Data records
================================

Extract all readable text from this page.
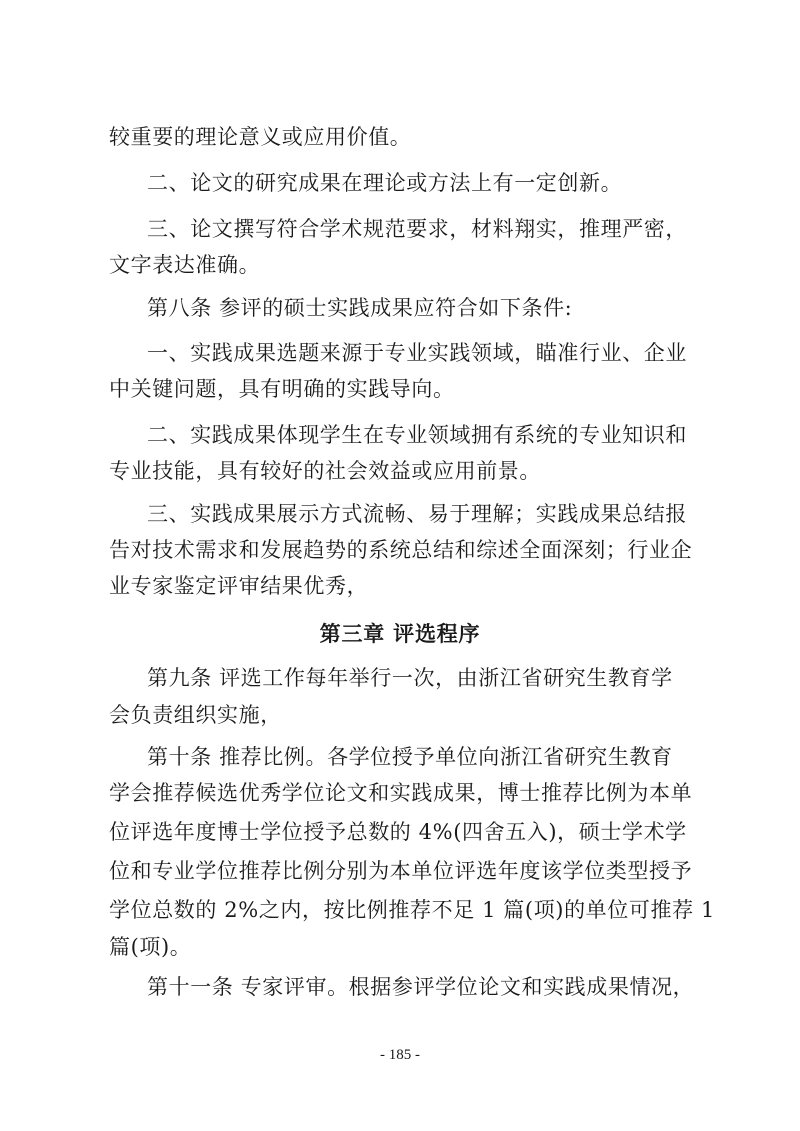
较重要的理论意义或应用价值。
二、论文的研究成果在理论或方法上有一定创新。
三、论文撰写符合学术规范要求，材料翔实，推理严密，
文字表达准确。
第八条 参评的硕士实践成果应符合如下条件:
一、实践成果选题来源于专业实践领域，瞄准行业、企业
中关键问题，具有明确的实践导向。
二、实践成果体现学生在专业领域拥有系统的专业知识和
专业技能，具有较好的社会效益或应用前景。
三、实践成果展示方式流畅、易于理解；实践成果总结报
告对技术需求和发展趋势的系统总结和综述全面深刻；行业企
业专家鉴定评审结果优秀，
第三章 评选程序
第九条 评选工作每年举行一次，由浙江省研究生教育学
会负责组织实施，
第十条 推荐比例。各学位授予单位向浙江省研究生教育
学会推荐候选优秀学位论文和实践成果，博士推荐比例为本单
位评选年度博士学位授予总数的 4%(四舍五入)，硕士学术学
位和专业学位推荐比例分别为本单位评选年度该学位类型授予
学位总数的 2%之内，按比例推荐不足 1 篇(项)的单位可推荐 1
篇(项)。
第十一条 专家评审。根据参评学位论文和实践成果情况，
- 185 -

================================

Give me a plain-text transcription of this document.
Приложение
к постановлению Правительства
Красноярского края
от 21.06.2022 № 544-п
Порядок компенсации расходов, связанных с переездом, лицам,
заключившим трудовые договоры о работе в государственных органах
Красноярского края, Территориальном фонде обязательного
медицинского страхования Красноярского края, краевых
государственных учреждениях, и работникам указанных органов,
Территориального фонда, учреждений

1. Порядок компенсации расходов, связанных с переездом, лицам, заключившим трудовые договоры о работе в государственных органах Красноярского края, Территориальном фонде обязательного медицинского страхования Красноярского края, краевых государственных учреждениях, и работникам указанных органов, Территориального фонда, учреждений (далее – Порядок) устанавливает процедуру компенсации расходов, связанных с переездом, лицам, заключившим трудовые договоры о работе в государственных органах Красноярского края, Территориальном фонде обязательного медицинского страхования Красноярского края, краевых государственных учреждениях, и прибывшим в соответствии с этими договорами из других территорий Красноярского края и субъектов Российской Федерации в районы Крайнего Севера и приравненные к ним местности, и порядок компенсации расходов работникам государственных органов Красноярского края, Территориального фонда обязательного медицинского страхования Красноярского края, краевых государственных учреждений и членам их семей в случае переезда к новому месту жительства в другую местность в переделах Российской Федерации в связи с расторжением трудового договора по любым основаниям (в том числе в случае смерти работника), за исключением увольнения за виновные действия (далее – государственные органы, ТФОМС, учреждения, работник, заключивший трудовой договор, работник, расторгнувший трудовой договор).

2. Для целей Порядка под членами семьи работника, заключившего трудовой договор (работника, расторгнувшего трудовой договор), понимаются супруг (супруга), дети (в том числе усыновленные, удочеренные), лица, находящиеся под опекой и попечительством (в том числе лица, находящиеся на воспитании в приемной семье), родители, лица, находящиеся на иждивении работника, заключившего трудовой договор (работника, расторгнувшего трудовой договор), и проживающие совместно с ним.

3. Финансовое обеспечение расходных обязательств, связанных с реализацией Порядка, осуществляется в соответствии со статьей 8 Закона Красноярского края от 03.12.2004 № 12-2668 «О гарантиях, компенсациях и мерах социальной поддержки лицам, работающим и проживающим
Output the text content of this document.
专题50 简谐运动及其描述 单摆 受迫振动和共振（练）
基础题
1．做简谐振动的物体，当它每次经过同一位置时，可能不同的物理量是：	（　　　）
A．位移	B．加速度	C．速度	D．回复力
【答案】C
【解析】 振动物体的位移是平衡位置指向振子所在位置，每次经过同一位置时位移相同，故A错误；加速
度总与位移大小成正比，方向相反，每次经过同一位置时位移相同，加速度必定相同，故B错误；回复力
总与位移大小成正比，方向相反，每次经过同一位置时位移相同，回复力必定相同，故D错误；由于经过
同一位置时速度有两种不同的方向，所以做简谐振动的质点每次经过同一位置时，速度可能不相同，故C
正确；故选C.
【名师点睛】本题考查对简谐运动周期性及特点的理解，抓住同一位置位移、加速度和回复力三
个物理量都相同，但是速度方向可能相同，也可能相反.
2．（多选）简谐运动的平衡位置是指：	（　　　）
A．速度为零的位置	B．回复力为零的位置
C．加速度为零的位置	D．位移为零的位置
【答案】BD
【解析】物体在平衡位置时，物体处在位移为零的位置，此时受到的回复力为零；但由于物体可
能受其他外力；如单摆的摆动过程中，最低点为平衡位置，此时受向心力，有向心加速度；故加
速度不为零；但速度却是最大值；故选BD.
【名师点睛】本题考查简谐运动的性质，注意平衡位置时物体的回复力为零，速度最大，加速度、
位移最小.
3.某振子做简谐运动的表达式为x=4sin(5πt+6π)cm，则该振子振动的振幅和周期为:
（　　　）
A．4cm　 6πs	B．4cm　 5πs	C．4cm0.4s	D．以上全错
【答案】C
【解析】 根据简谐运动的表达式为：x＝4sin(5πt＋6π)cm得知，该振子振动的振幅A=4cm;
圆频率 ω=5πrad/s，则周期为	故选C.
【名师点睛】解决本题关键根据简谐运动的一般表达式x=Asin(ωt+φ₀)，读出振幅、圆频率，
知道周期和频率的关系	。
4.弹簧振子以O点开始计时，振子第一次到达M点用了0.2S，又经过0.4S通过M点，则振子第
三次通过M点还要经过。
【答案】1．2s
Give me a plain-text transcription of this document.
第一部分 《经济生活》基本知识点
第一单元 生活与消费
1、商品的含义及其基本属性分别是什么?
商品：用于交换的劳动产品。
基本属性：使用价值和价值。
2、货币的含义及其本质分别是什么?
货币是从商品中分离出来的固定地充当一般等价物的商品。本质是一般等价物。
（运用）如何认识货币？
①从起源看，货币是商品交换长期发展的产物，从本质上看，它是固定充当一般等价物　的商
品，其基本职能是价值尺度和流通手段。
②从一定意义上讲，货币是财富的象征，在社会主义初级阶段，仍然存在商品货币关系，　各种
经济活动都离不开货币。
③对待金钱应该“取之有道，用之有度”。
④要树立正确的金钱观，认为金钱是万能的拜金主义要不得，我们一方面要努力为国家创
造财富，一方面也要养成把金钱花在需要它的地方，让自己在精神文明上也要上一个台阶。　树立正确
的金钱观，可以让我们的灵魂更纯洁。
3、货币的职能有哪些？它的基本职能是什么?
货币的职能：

================================

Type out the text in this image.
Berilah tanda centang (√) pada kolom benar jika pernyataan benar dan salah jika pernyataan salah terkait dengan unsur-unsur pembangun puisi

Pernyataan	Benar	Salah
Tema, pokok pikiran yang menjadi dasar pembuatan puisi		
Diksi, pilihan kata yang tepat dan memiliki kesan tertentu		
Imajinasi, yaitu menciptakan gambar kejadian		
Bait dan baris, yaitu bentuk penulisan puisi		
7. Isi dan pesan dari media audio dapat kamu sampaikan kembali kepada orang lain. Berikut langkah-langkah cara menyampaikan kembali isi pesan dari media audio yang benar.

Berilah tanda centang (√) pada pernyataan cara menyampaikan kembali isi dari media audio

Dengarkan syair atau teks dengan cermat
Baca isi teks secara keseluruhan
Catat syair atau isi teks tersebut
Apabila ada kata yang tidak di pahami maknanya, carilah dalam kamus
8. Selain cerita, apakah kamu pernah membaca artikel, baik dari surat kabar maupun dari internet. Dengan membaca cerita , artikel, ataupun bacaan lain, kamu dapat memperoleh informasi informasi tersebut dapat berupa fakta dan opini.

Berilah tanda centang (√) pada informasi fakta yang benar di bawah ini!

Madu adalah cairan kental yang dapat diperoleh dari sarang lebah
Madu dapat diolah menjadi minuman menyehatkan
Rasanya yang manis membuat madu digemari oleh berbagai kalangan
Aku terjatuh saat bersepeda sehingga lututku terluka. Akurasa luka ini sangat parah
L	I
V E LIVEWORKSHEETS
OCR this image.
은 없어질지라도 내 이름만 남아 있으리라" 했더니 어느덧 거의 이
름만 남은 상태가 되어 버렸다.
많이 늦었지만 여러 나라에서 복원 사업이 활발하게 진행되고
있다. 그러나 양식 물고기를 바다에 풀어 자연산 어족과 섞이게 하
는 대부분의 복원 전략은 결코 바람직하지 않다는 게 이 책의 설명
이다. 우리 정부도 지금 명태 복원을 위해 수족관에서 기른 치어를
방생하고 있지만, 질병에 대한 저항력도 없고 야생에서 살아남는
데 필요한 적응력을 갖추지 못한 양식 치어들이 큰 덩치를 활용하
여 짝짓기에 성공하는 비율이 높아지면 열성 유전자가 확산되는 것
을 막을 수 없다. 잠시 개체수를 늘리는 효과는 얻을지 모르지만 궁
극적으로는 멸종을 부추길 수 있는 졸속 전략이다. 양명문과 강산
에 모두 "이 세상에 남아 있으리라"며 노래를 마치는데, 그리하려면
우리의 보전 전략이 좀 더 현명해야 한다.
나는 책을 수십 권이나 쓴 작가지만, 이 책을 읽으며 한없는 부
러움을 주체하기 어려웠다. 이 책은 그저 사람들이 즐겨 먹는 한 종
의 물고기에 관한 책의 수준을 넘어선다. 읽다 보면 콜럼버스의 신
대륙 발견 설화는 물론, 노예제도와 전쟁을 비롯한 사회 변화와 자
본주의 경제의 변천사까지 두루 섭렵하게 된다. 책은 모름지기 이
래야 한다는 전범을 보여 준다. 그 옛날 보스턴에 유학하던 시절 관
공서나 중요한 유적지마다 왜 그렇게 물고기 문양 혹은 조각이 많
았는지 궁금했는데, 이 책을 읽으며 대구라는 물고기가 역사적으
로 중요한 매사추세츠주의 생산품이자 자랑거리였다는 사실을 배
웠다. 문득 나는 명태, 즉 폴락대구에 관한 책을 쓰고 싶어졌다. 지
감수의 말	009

================================

**Short task:**
Pull out every line in the data above that has the word "Территориальном".

**Output:**
Красноярского края, Территориальном фонде обязательного
1. Порядок компенсации расходов, связанных с переездом, лицам, заключившим трудовые договоры о работе в государственных органах Красноярского края, Территориальном фонде обязательного медицинского страхования Красноярского края, краевых государственных учреждениях, и работникам указанных органов, Территориального фонда, учреждений (далее – Порядок) устанавливает процедуру компенсации расходов, связанных с переездом, лицам, заключившим трудовые договоры о работе в государственных органах Красноярского края, Территориальном фонде обязательного медицинского страхования Красноярского края, краевых государственных учреждениях, и прибывшим в соответствии с этими договорами из других территорий Красноярского края и субъектов Российской Федерации в районы Крайнего Севера и приравненные к ним местности, и порядок компенсации расходов работникам государственных органов Красноярского края, Территориального фонда обязательного медицинского страхования Красноярского края, краевых государственных учреждений и членам их семей в случае переезда к новому месту жительства в другую местность в переделах Российской Федерации в связи с расторжением трудового договора по любым основаниям (в том числе в случае смерти работника), за исключением увольнения за виновные действия (далее – государственные органы, ТФОМС, учреждения, работник, заключивший трудовой договор, работник, расторгнувший трудовой договор).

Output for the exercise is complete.